Provided text =>
# Need advice for LT's



## K2Racing (Mar 30, 2007)

My friend I work with has an 06 GTO and we just put a cold air kit on it. I am a former Z28 LT1 owner and want to get this goat running a little harder. He is willing to do whatever it takes to get her faster and I was needing a little advice from you guys as what header/intermediate system to go with. Looks like from reading the board that you all tend to lean toward the Stainless Works, Kooks, or SLP. Which offers the best of all worlds (fitment, power, direct bolt on with no customization, in other words, straight bolt in to the stock exhaust for now with the ability to change at a later date, etc.) This is something I want to do at the house without having to weld in. I have enough experience with installing headers, cams, you name it that I am willing to tackle the job for him, just want advice from the hands on people here that have done this mod on THESE cars of which are new to me. Any help would be greatly appreciated.
Thanks


----------



## RookWV (Apr 9, 2005)

Any of those should bolt right up to the stock catback. I have Kooks and they bolted right up.


----------



## K2Racing (Mar 30, 2007)

RookWV said:


> Any of those should bolt right up to the stock catback. I have Kooks and they bolted right up.


What lead you to the decision for the Kooks over the other 2?


----------



## BLACK05GTO (Feb 6, 2005)

Kooks are the best overall long tube headers. Guy that install headers on a daily basis will tell you that they have had their best luck with the Kook's Long tubes. 
All the headers on the market will make very similar HP after tuning, but the Kooks seem to have less fitment issues than any other long tube headers.

SLP makes excellent headers also, but they are not full length headers. But they come coated (for the same price an uncoated Kooks) and look very nice under the hood. 


But you need to get the off road (catless) mid pipes or catted mid pipes that come with the headers if you want them to mate with your catback exhaust.


----------

Annotated entries =>
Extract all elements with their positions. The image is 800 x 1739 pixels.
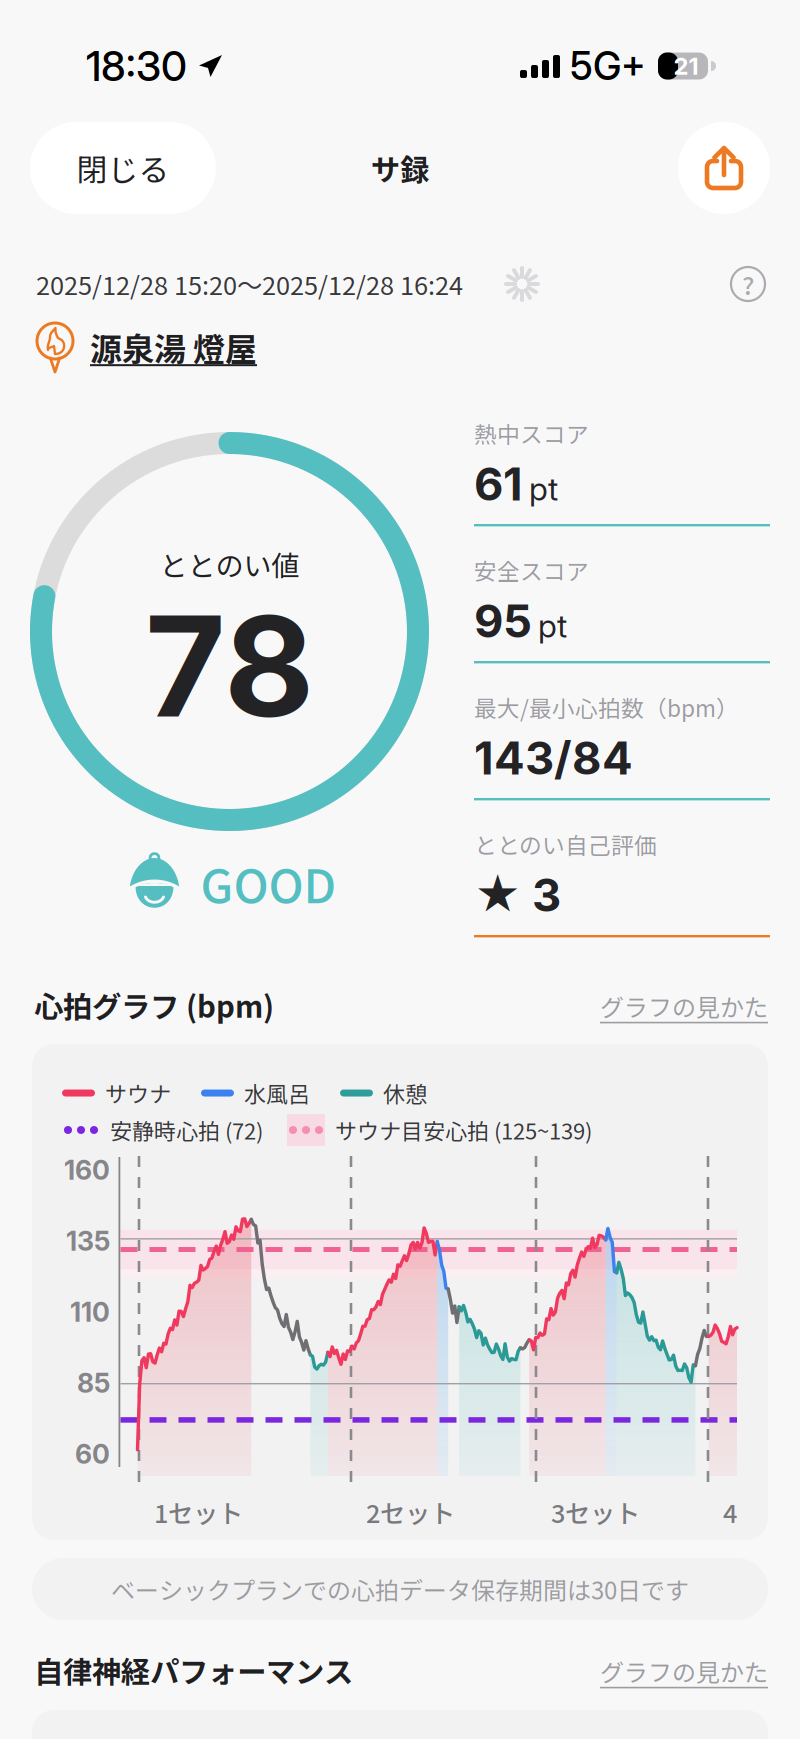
staticText: 自律神経パフォーマンス — [34, 1649, 353, 1691]
staticText: ? — [742, 266, 754, 302]
staticText: ととのい値 — [160, 544, 300, 584]
staticText: GOOD — [200, 849, 336, 917]
staticText: 143/84 — [474, 731, 633, 786]
staticText: 1セット — [154, 1494, 243, 1530]
button[interactable]: グラフの見かた — [568, 1653, 768, 1689]
staticText: 60 — [75, 1438, 110, 1470]
staticText: 4 — [723, 1494, 737, 1530]
staticText: 85 — [77, 1367, 110, 1399]
staticText: 源泉湯 燈屋 — [90, 324, 257, 370]
staticText: 安全スコア — [474, 554, 589, 586]
staticText: サ録 — [371, 147, 429, 189]
staticText: 5G+ — [570, 43, 646, 89]
staticText: 2025/12/28 15:20〜2025/12/28 16:24 — [36, 266, 463, 302]
staticText: pt — [529, 470, 558, 508]
staticText: 熱中スコア — [474, 417, 589, 449]
staticText: 休憩 — [383, 1077, 427, 1109]
staticText: 心拍グラフ (bpm) — [34, 984, 274, 1026]
staticText: サウナ目安心拍 (125~139) — [335, 1114, 592, 1146]
staticText: ★ 3 — [474, 868, 561, 922]
button[interactable]: グラフの見かた — [568, 988, 768, 1024]
staticText: サウナ — [105, 1077, 171, 1109]
staticText: 18:30 — [86, 41, 187, 91]
staticText: 95 — [474, 594, 532, 648]
staticText: 21 — [674, 52, 698, 80]
staticText: 3セット — [551, 1494, 640, 1530]
button[interactable]: ヘルプ — [722, 258, 774, 310]
staticText: 78 — [145, 582, 314, 750]
button[interactable]: 共有 — [678, 122, 770, 214]
staticText: 160 — [64, 1154, 110, 1186]
staticText: グラフの見かた — [600, 989, 768, 1023]
staticText: 61 — [474, 457, 523, 512]
staticText: 安静時心拍 (72) — [110, 1114, 263, 1146]
staticText: 閉じる — [76, 146, 170, 190]
staticText: pt — [538, 606, 567, 645]
staticText: 135 — [66, 1225, 110, 1257]
button[interactable]: 閉じる — [30, 122, 216, 214]
staticText: 110 — [70, 1296, 110, 1328]
staticText: ととのい自己評価 — [474, 828, 657, 860]
staticText: ベーシックプランでの心拍データ保存期間は30日です — [111, 1572, 689, 1606]
staticText: グラフの見かた — [600, 1654, 768, 1688]
staticText: 最大/最小心拍数（bpm） — [474, 691, 739, 723]
button[interactable]: 源泉湯 燈屋 — [34, 318, 394, 376]
staticText: 水風呂 — [244, 1077, 310, 1109]
staticText: 2セット — [366, 1494, 455, 1530]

Task objective => Output the part of the forum thread on GTO headers between "All the headers" and "under the hood.", inclusive, copied word for word. The items are separate material, apart from the forum thread on GTO headers.

Answer to this exercise =>
All the headers on the market will make very similar HP after tuning, but the Kooks seem to have less fitment issues than any other long tube headers.

SLP makes excellent headers also, but they are not full length headers. But they come coated (for the same price an uncoated Kooks) and look very nice under the hood.